**Input data**:
————————

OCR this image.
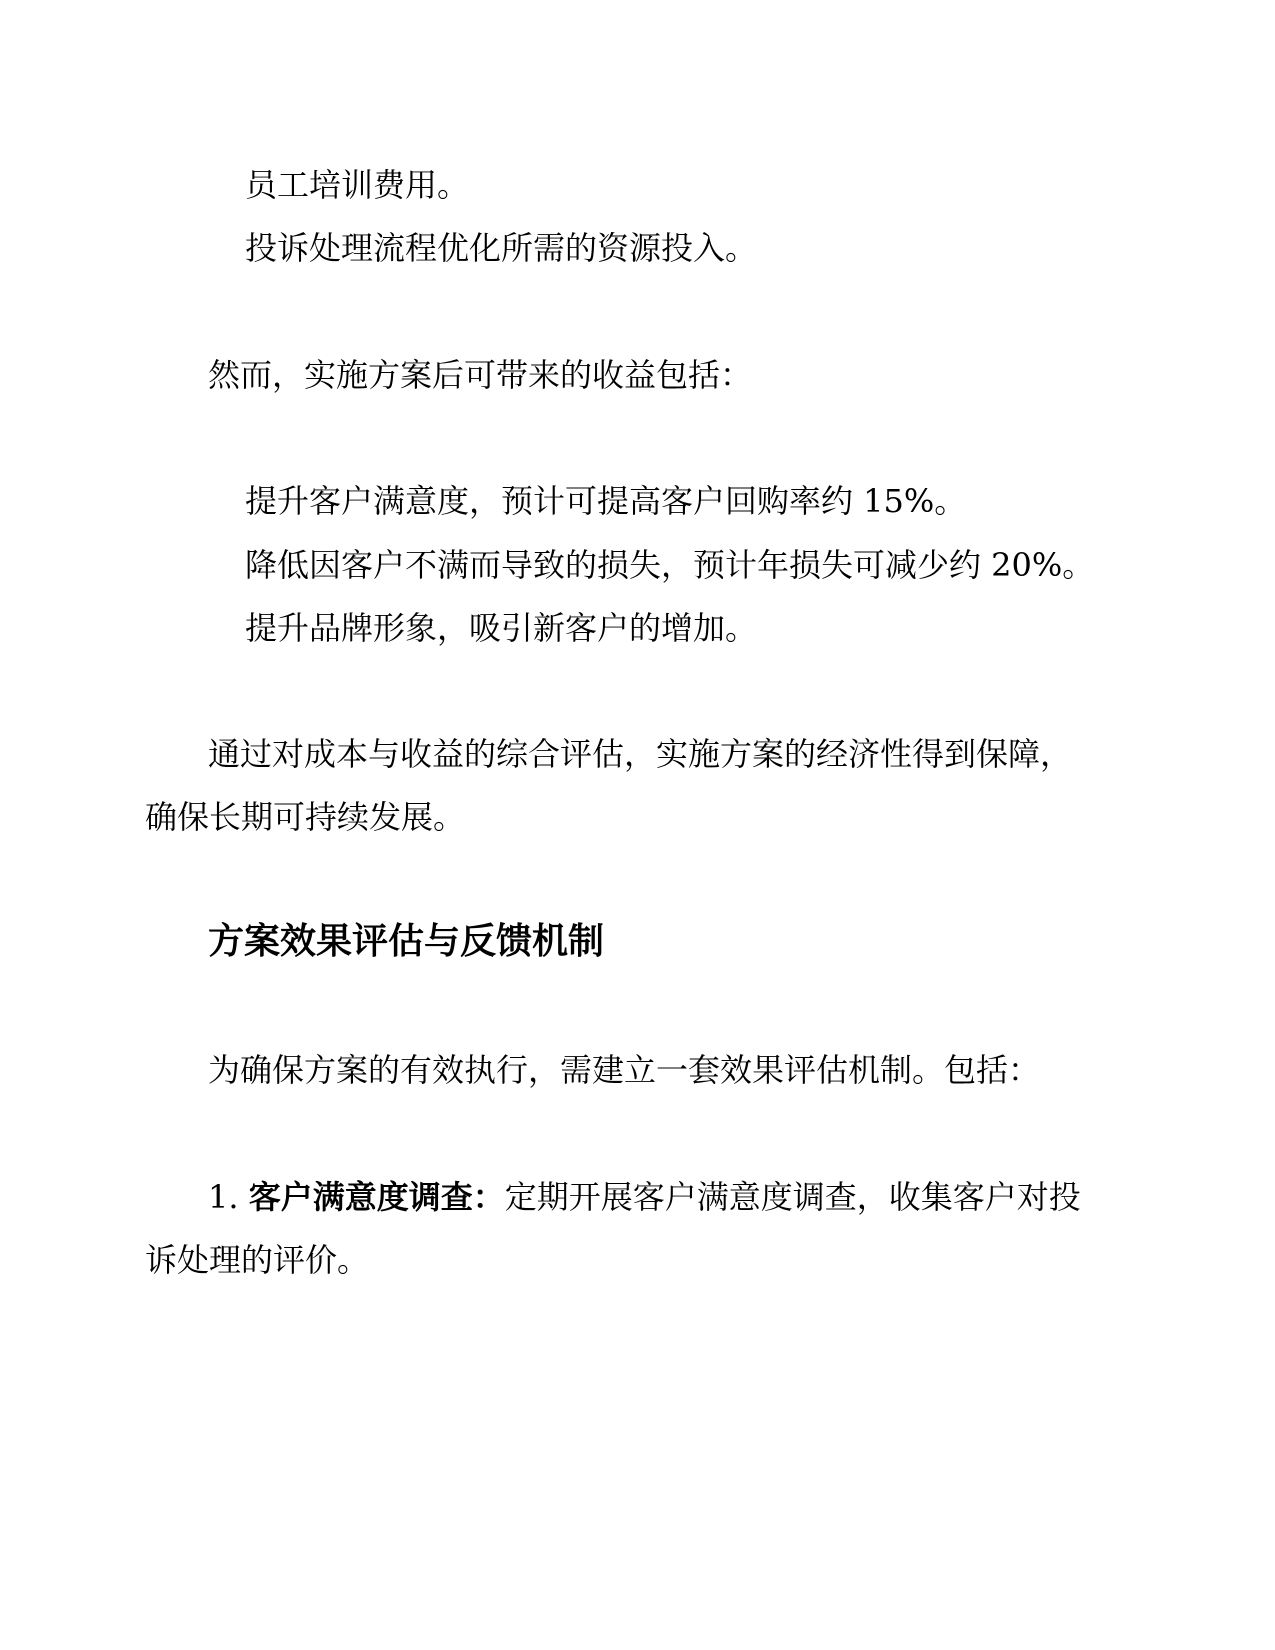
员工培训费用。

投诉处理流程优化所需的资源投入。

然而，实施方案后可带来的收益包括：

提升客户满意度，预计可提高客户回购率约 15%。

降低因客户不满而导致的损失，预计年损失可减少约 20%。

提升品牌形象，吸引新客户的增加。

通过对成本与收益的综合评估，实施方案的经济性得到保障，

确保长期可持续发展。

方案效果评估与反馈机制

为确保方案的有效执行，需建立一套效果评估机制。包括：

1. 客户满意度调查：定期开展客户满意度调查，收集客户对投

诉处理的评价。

————————

**The task**: Repeat the lines above exactly, and keep every picture out.

**Correct answer**:
OCR this image.
员工培训费用。

投诉处理流程优化所需的资源投入。

然而，实施方案后可带来的收益包括：

提升客户满意度，预计可提高客户回购率约 15%。

降低因客户不满而导致的损失，预计年损失可减少约 20%。

提升品牌形象，吸引新客户的增加。

通过对成本与收益的综合评估，实施方案的经济性得到保障，

确保长期可持续发展。

方案效果评估与反馈机制

为确保方案的有效执行，需建立一套效果评估机制。包括：

1. 客户满意度调查：定期开展客户满意度调查，收集客户对投

诉处理的评价。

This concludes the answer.